**EXERCISE OBJECTIVE**
Pick every line from the data that holds the word "median".

**DATA SECTION**
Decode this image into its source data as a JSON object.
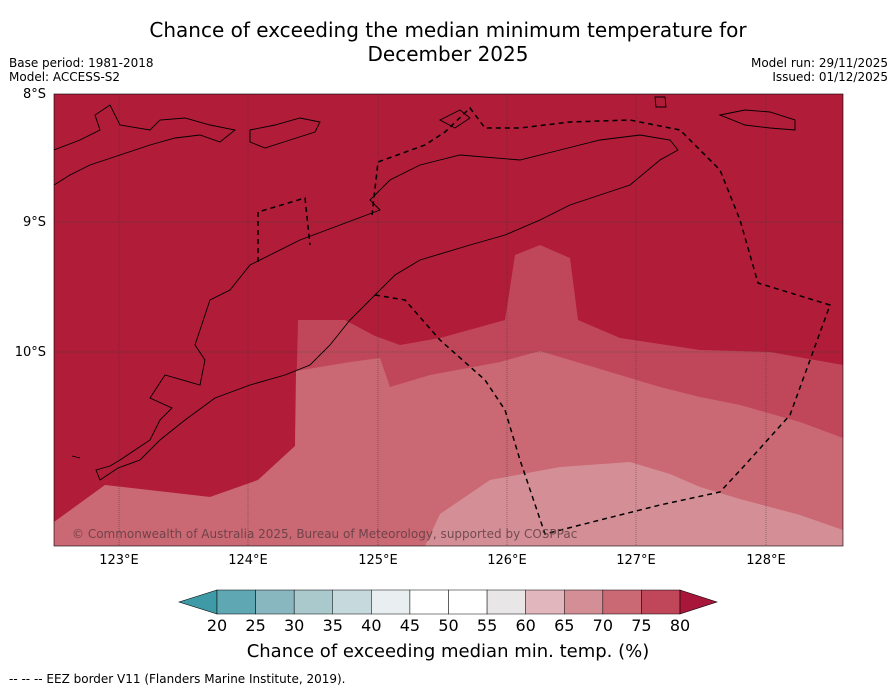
{
  "title": {
    "line1": "Chance of exceeding the median minimum temperature for",
    "line2": "December 2025"
  },
  "meta_left": {
    "base_period": "Base period: 1981-2018",
    "model": "Model: ACCESS-S2"
  },
  "meta_right": {
    "model_run": "Model run: 29/11/2025",
    "issued": "Issued: 01/12/2025"
  },
  "map": {
    "latitude_labels": [
      "8°S",
      "9°S",
      "10°S"
    ],
    "longitude_labels": [
      "123°E",
      "124°E",
      "125°E",
      "126°E",
      "127°E",
      "128°E"
    ],
    "copyright": "© Commonwealth of Australia 2025, Bureau of Meteorology, supported by COSPPac",
    "regions": [
      {
        "name": "75-80%",
        "color": "#b11c38"
      },
      {
        "name": "70-75%",
        "color": "#c0475a"
      },
      {
        "name": "65-70%",
        "color": "#ca6873"
      },
      {
        "name": "60-65%",
        "color": "#d48f96"
      }
    ]
  },
  "colorbar": {
    "ticks": [
      "20",
      "25",
      "30",
      "35",
      "40",
      "45",
      "50",
      "55",
      "60",
      "65",
      "70",
      "75",
      "80"
    ],
    "colors": [
      "#5fa7b3",
      "#89b7c0",
      "#a9c9cd",
      "#c6d9dc",
      "#e9eff0",
      "#ffffff",
      "#ffffff",
      "#e9e6e7",
      "#e2b6bd",
      "#d48f96",
      "#ca6873",
      "#c0475a"
    ],
    "low_extend_color": "#3f9aa7",
    "high_extend_color": "#a8163a",
    "label": "Chance of exceeding median min. temp. (%)"
  },
  "footnote": "--  --  -- EEZ border V11 (Flanders Marine Institute, 2019)."
}
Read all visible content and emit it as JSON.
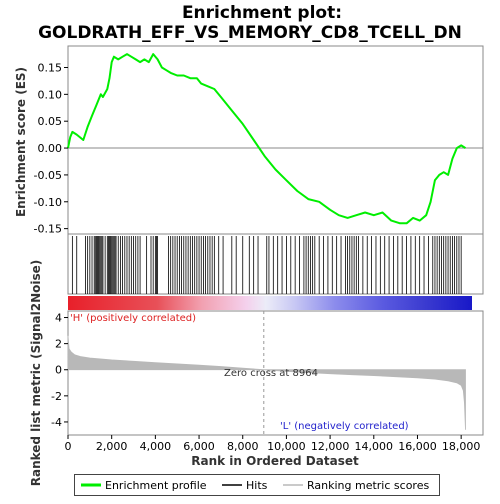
{
  "chart_data": {
    "type": "line",
    "title_line1": "Enrichment plot:",
    "title_line2": "GOLDRATH_EFF_VS_MEMORY_CD8_TCELL_DN",
    "ylabel_top": "Enrichment score (ES)",
    "ylabel_bottom": "Ranked list metric (Signal2Noise)",
    "xlabel": "Rank in Ordered Dataset",
    "xlim": [
      0,
      19000
    ],
    "x_ticks": [
      "0",
      "2,000",
      "4,000",
      "6,000",
      "8,000",
      "10,000",
      "12,000",
      "14,000",
      "16,000",
      "18,000"
    ],
    "x_tick_values": [
      0,
      2000,
      4000,
      6000,
      8000,
      10000,
      12000,
      14000,
      16000,
      18000
    ],
    "es_ylim": [
      -0.16,
      0.19
    ],
    "es_ticks": [
      "0.15",
      "0.10",
      "0.05",
      "0.00",
      "-0.05",
      "-0.10",
      "-0.15"
    ],
    "es_tick_values": [
      0.15,
      0.1,
      0.05,
      0.0,
      -0.05,
      -0.1,
      -0.15
    ],
    "metric_ylim": [
      -5,
      4.5
    ],
    "metric_ticks": [
      "4",
      "2",
      "0",
      "-2",
      "-4"
    ],
    "metric_tick_values": [
      4,
      2,
      0,
      -2,
      -4
    ],
    "enrichment_profile": {
      "x": [
        0,
        100,
        200,
        400,
        700,
        900,
        1100,
        1300,
        1500,
        1600,
        1800,
        1900,
        2000,
        2100,
        2300,
        2500,
        2700,
        2900,
        3100,
        3300,
        3500,
        3700,
        3900,
        4100,
        4300,
        4500,
        4700,
        5000,
        5300,
        5600,
        5900,
        6100,
        6400,
        6700,
        7000,
        7500,
        8000,
        8500,
        9000,
        9500,
        10000,
        10500,
        11000,
        11500,
        12000,
        12400,
        12800,
        13200,
        13600,
        14000,
        14400,
        14800,
        15200,
        15500,
        15800,
        16100,
        16400,
        16600,
        16800,
        17000,
        17200,
        17400,
        17600,
        17800,
        18000,
        18200
      ],
      "y": [
        0.0,
        0.02,
        0.03,
        0.025,
        0.015,
        0.04,
        0.06,
        0.08,
        0.1,
        0.095,
        0.11,
        0.13,
        0.16,
        0.17,
        0.165,
        0.17,
        0.175,
        0.17,
        0.165,
        0.16,
        0.165,
        0.16,
        0.175,
        0.165,
        0.15,
        0.145,
        0.14,
        0.135,
        0.135,
        0.13,
        0.13,
        0.12,
        0.115,
        0.11,
        0.095,
        0.07,
        0.045,
        0.015,
        -0.015,
        -0.04,
        -0.06,
        -0.08,
        -0.095,
        -0.1,
        -0.115,
        -0.125,
        -0.13,
        -0.125,
        -0.12,
        -0.125,
        -0.12,
        -0.135,
        -0.14,
        -0.14,
        -0.13,
        -0.135,
        -0.125,
        -0.1,
        -0.06,
        -0.05,
        -0.045,
        -0.05,
        -0.02,
        0.0,
        0.005,
        0.0
      ]
    },
    "hits": [
      200,
      400,
      800,
      900,
      1000,
      1100,
      1200,
      1250,
      1300,
      1350,
      1400,
      1450,
      1500,
      1550,
      1600,
      1700,
      1800,
      1850,
      1900,
      1950,
      2000,
      2050,
      2100,
      2150,
      2200,
      2300,
      2400,
      2500,
      2600,
      2700,
      2800,
      2900,
      3000,
      3100,
      3200,
      3300,
      3600,
      3800,
      3900,
      4000,
      4050,
      4100,
      4600,
      4700,
      4800,
      4900,
      5000,
      5100,
      5200,
      5300,
      5400,
      5500,
      5600,
      5700,
      5800,
      5900,
      6000,
      6100,
      6200,
      6300,
      6400,
      6500,
      6600,
      6700,
      6900,
      7100,
      7500,
      7700,
      8000,
      8300,
      8500,
      8700,
      9100,
      9200,
      9400,
      9600,
      9800,
      10000,
      10200,
      10400,
      10600,
      10800,
      10900,
      11000,
      11100,
      11200,
      11300,
      11500,
      11700,
      11900,
      12100,
      12300,
      12500,
      12700,
      12800,
      12900,
      13000,
      13100,
      13200,
      13300,
      13500,
      13700,
      13900,
      14100,
      14300,
      14500,
      14700,
      14900,
      15100,
      15300,
      15500,
      15700,
      15900,
      16100,
      16300,
      16500,
      16700,
      16800,
      16900,
      17000,
      17100,
      17200,
      17300,
      17400,
      17500,
      17600,
      17700,
      17800,
      17900,
      18000
    ],
    "metric_curve": {
      "x": [
        0,
        50,
        150,
        300,
        600,
        1000,
        2000,
        3000,
        4000,
        5000,
        6000,
        7000,
        8000,
        8964,
        10000,
        11000,
        12000,
        13000,
        14000,
        15000,
        16000,
        16800,
        17400,
        17800,
        18000,
        18100,
        18150,
        18200
      ],
      "y": [
        2.6,
        1.6,
        1.35,
        1.15,
        1.0,
        0.9,
        0.75,
        0.65,
        0.55,
        0.45,
        0.35,
        0.25,
        0.12,
        0.0,
        -0.12,
        -0.22,
        -0.3,
        -0.38,
        -0.45,
        -0.53,
        -0.62,
        -0.72,
        -0.85,
        -1.0,
        -1.2,
        -1.6,
        -2.5,
        -4.6
      ]
    },
    "zero_cross_label": "Zero cross at 8964",
    "zero_cross_x": 8964,
    "pos_label": "'H' (positively correlated)",
    "neg_label": "'L' (negatively correlated)",
    "legend": [
      "Enrichment profile",
      "Hits",
      "Ranking metric scores"
    ],
    "colors": {
      "enrichment": "#00ee00",
      "hits": "#000000",
      "metric": "#b8b8b8",
      "pos_text": "#dd2222",
      "neg_text": "#2222cc",
      "zero_line": "#999999"
    }
  }
}
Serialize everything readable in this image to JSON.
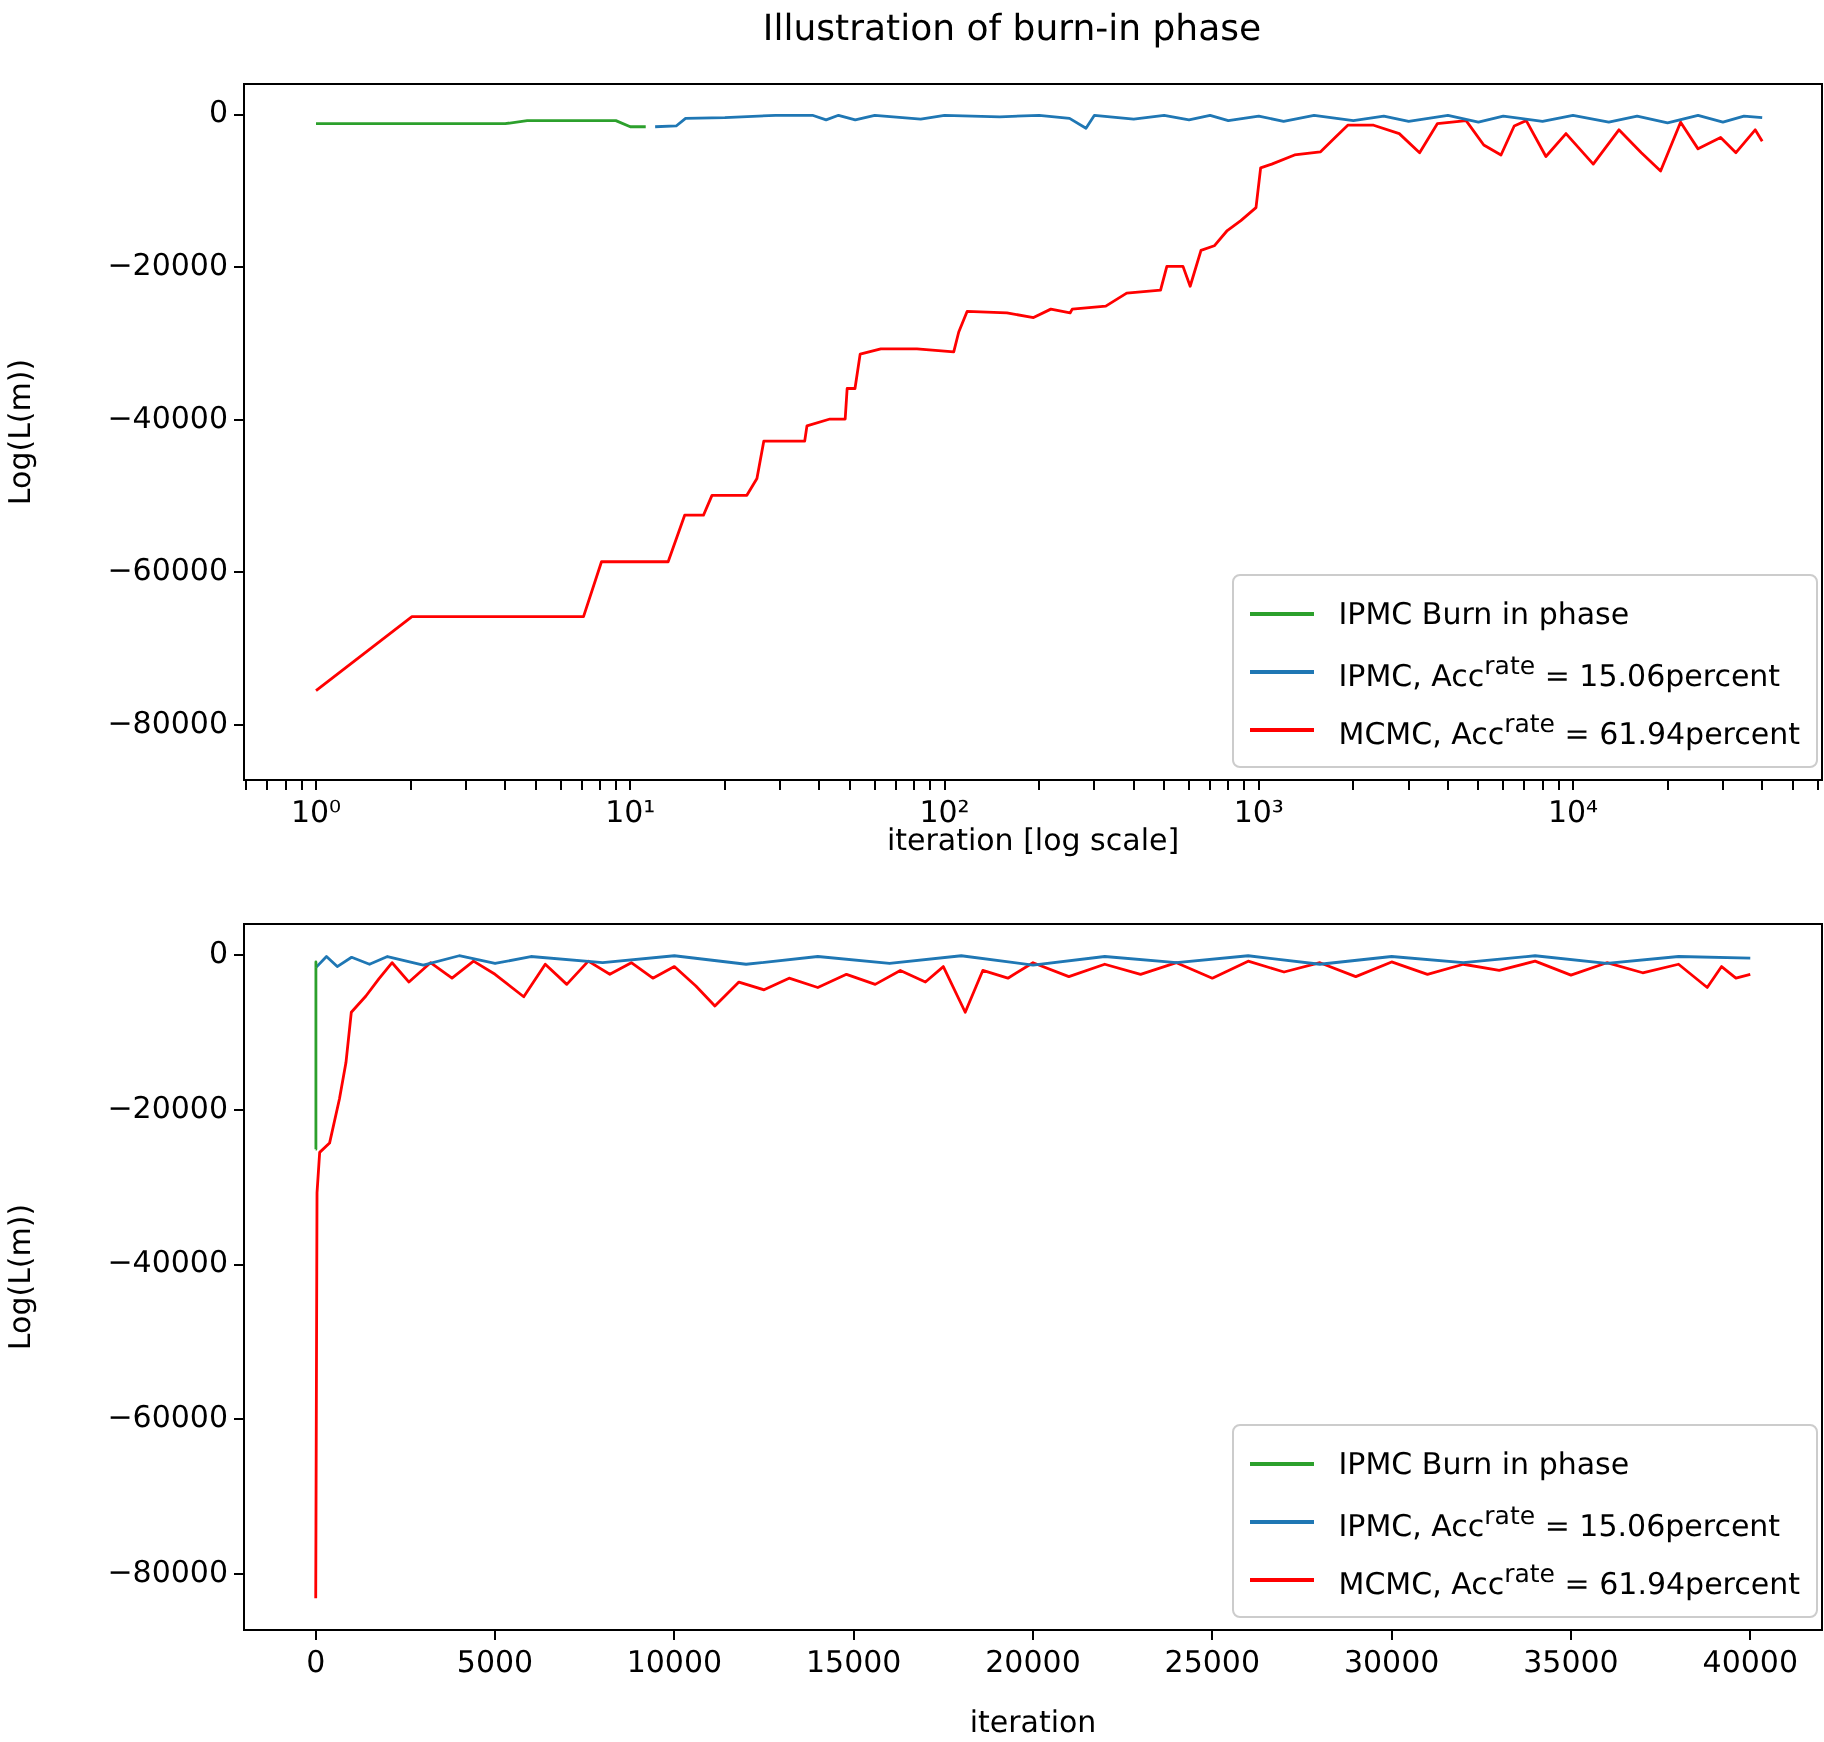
{
  "chart_data": [
    {
      "type": "line",
      "title": "Illustration of burn-in phase",
      "xlabel": "iteration [log scale]",
      "ylabel": "Log(L(m))",
      "log": "x",
      "grid": false,
      "legend": "bottom right",
      "xlim": [
        0.59,
        62000
      ],
      "ylim": [
        -87200,
        4000
      ],
      "xticks": [
        {
          "value": 0.6,
          "label": null
        },
        {
          "value": 0.7,
          "label": null
        },
        {
          "value": 0.8,
          "label": null
        },
        {
          "value": 0.9,
          "label": null
        },
        {
          "value": 1,
          "label": "10⁰"
        },
        {
          "value": 2,
          "label": null
        },
        {
          "value": 3,
          "label": null
        },
        {
          "value": 4,
          "label": null
        },
        {
          "value": 5,
          "label": null
        },
        {
          "value": 6,
          "label": null
        },
        {
          "value": 7,
          "label": null
        },
        {
          "value": 8,
          "label": null
        },
        {
          "value": 9,
          "label": null
        },
        {
          "value": 10,
          "label": "10¹"
        },
        {
          "value": 20,
          "label": null
        },
        {
          "value": 30,
          "label": null
        },
        {
          "value": 40,
          "label": null
        },
        {
          "value": 50,
          "label": null
        },
        {
          "value": 60,
          "label": null
        },
        {
          "value": 70,
          "label": null
        },
        {
          "value": 80,
          "label": null
        },
        {
          "value": 90,
          "label": null
        },
        {
          "value": 100,
          "label": "10²"
        },
        {
          "value": 200,
          "label": null
        },
        {
          "value": 300,
          "label": null
        },
        {
          "value": 400,
          "label": null
        },
        {
          "value": 500,
          "label": null
        },
        {
          "value": 600,
          "label": null
        },
        {
          "value": 700,
          "label": null
        },
        {
          "value": 800,
          "label": null
        },
        {
          "value": 900,
          "label": null
        },
        {
          "value": 1000,
          "label": "10³"
        },
        {
          "value": 2000,
          "label": null
        },
        {
          "value": 3000,
          "label": null
        },
        {
          "value": 4000,
          "label": null
        },
        {
          "value": 5000,
          "label": null
        },
        {
          "value": 6000,
          "label": null
        },
        {
          "value": 7000,
          "label": null
        },
        {
          "value": 8000,
          "label": null
        },
        {
          "value": 9000,
          "label": null
        },
        {
          "value": 10000,
          "label": "10⁴"
        },
        {
          "value": 20000,
          "label": null
        },
        {
          "value": 30000,
          "label": null
        },
        {
          "value": 40000,
          "label": null
        },
        {
          "value": 50000,
          "label": null
        },
        {
          "value": 60000,
          "label": null
        }
      ],
      "yticks": [
        {
          "value": -80000,
          "label": "−80000"
        },
        {
          "value": -60000,
          "label": "−60000"
        },
        {
          "value": -40000,
          "label": "−40000"
        },
        {
          "value": -20000,
          "label": "−20000"
        },
        0
      ],
      "series": [
        {
          "name": "IPMC Burn in phase",
          "color": "#2ca02c",
          "x": [
            1,
            4,
            4.7,
            9,
            10,
            11.2
          ],
          "values": [
            -1200,
            -1200,
            -800,
            -800,
            -1600,
            -1600
          ]
        },
        {
          "name": "IPMC, Acc$^{rate}$ = 15.06percent",
          "color": "#1f77b4",
          "x": [
            12,
            14,
            15,
            20,
            29,
            38,
            42,
            46,
            52,
            60,
            84,
            100,
            150,
            200,
            250,
            282,
            300,
            400,
            500,
            600,
            700,
            800,
            1000,
            1200,
            1500,
            2000,
            2500,
            3000,
            4000,
            5000,
            6000,
            8000,
            10000,
            13000,
            16000,
            20000,
            25000,
            30000,
            35000,
            40000
          ],
          "values": [
            -1600,
            -1500,
            -500,
            -400,
            -100,
            -100,
            -700,
            -100,
            -700,
            -100,
            -600,
            -100,
            -300,
            -100,
            -500,
            -1800,
            -100,
            -600,
            -100,
            -700,
            -100,
            -800,
            -200,
            -900,
            -100,
            -800,
            -200,
            -900,
            -100,
            -1000,
            -200,
            -900,
            -100,
            -1000,
            -200,
            -1100,
            -100,
            -1000,
            -200,
            -400
          ]
        },
        {
          "name": "MCMC, Acc$^{rate}$ = 61.94percent",
          "color": "#ff0000",
          "x": [
            1,
            2.02,
            7.1,
            8.1,
            13.2,
            14.9,
            17.1,
            18.2,
            23.5,
            25.3,
            26.6,
            35.9,
            36.5,
            43.2,
            48.3,
            49,
            51.9,
            53.9,
            62.7,
            81.7,
            107,
            111,
            118,
            158,
            192,
            218,
            251,
            255,
            326,
            380,
            487,
            510,
            574,
            605,
            655,
            722,
            794,
            877,
            980,
            1014,
            1100,
            1300,
            1570,
            1740,
            1920,
            2320,
            2800,
            3250,
            3700,
            4570,
            5200,
            5900,
            6500,
            7100,
            8200,
            9500,
            11600,
            14000,
            16500,
            19000,
            22000,
            25000,
            29500,
            33000,
            38000,
            40000
          ],
          "values": [
            -75500,
            -65800,
            -65800,
            -58600,
            -58600,
            -52500,
            -52500,
            -49900,
            -49900,
            -47700,
            -42800,
            -42800,
            -40800,
            -39900,
            -39900,
            -35900,
            -35900,
            -31400,
            -30700,
            -30700,
            -31100,
            -28500,
            -25800,
            -26000,
            -26600,
            -25500,
            -26000,
            -25500,
            -25100,
            -23400,
            -23000,
            -19900,
            -19900,
            -22500,
            -17800,
            -17200,
            -15200,
            -13900,
            -12200,
            -7000,
            -6500,
            -5300,
            -4900,
            -3100,
            -1400,
            -1400,
            -2500,
            -5000,
            -1200,
            -800,
            -4000,
            -5300,
            -1500,
            -800,
            -5500,
            -2500,
            -6500,
            -2000,
            -5000,
            -7400,
            -1000,
            -4500,
            -3000,
            -5000,
            -2000,
            -3500
          ]
        }
      ]
    },
    {
      "type": "line",
      "xlabel": "iteration",
      "ylabel": "Log(L(m))",
      "grid": false,
      "legend": "bottom right",
      "xlim": [
        -2000,
        42000
      ],
      "ylim": [
        -87200,
        4000
      ],
      "xticks": [
        0,
        5000,
        10000,
        15000,
        20000,
        25000,
        30000,
        35000,
        40000
      ],
      "yticks": [
        {
          "value": -80000,
          "label": "−80000"
        },
        {
          "value": -60000,
          "label": "−60000"
        },
        {
          "value": -40000,
          "label": "−40000"
        },
        {
          "value": -20000,
          "label": "−20000"
        },
        0
      ],
      "series": [
        {
          "name": "IPMC Burn in phase",
          "color": "#2ca02c",
          "x": [
            0,
            5,
            10
          ],
          "values": [
            -25100,
            -900,
            -1600
          ]
        },
        {
          "name": "IPMC, Acc$^{rate}$ = 15.06percent",
          "color": "#1f77b4",
          "x": [
            10,
            300,
            600,
            1000,
            1500,
            2000,
            3000,
            4000,
            5000,
            6000,
            8000,
            10000,
            12000,
            14000,
            16000,
            18000,
            20000,
            22000,
            24000,
            26000,
            28000,
            30000,
            32000,
            34000,
            36000,
            38000,
            40000
          ],
          "values": [
            -1600,
            -200,
            -1500,
            -300,
            -1200,
            -200,
            -1300,
            -100,
            -1100,
            -200,
            -1000,
            -100,
            -1200,
            -200,
            -1100,
            -100,
            -1300,
            -200,
            -1000,
            -100,
            -1200,
            -200,
            -1000,
            -100,
            -1100,
            -200,
            -400
          ]
        },
        {
          "name": "MCMC, Acc$^{rate}$ = 61.94percent",
          "color": "#ff0000",
          "x": [
            0,
            36,
            110,
            386,
            661,
            843,
            992,
            1400,
            1760,
            2130,
            2600,
            3200,
            3800,
            4400,
            5000,
            5800,
            6400,
            7000,
            7600,
            8200,
            8800,
            9400,
            10000,
            10600,
            11130,
            11800,
            12500,
            13200,
            14000,
            14800,
            15600,
            16300,
            17000,
            17500,
            18110,
            18600,
            19300,
            20000,
            21000,
            22000,
            23000,
            24000,
            25000,
            26000,
            27000,
            28000,
            29000,
            30000,
            31000,
            32000,
            33000,
            34000,
            35000,
            36000,
            37000,
            38000,
            38800,
            39200,
            39600,
            40000
          ],
          "values": [
            -83100,
            -30700,
            -25500,
            -24300,
            -18600,
            -13900,
            -7400,
            -5300,
            -3100,
            -1000,
            -3500,
            -1000,
            -3000,
            -800,
            -2500,
            -5400,
            -1200,
            -3800,
            -800,
            -2500,
            -1000,
            -3000,
            -1500,
            -4000,
            -6600,
            -3500,
            -4500,
            -3000,
            -4200,
            -2500,
            -3800,
            -2000,
            -3500,
            -1500,
            -7400,
            -2000,
            -3000,
            -1000,
            -2800,
            -1200,
            -2500,
            -1000,
            -3000,
            -800,
            -2200,
            -1000,
            -2800,
            -900,
            -2500,
            -1200,
            -2000,
            -800,
            -2600,
            -1000,
            -2300,
            -1200,
            -4200,
            -1500,
            -3000,
            -2500
          ]
        }
      ]
    }
  ]
}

**ANSWER FOR THIS EXERCISE**
    "line1": "Chance of exceeding the median minimum temperature for",
    "label": "Chance of exceeding median min. temp. (%)"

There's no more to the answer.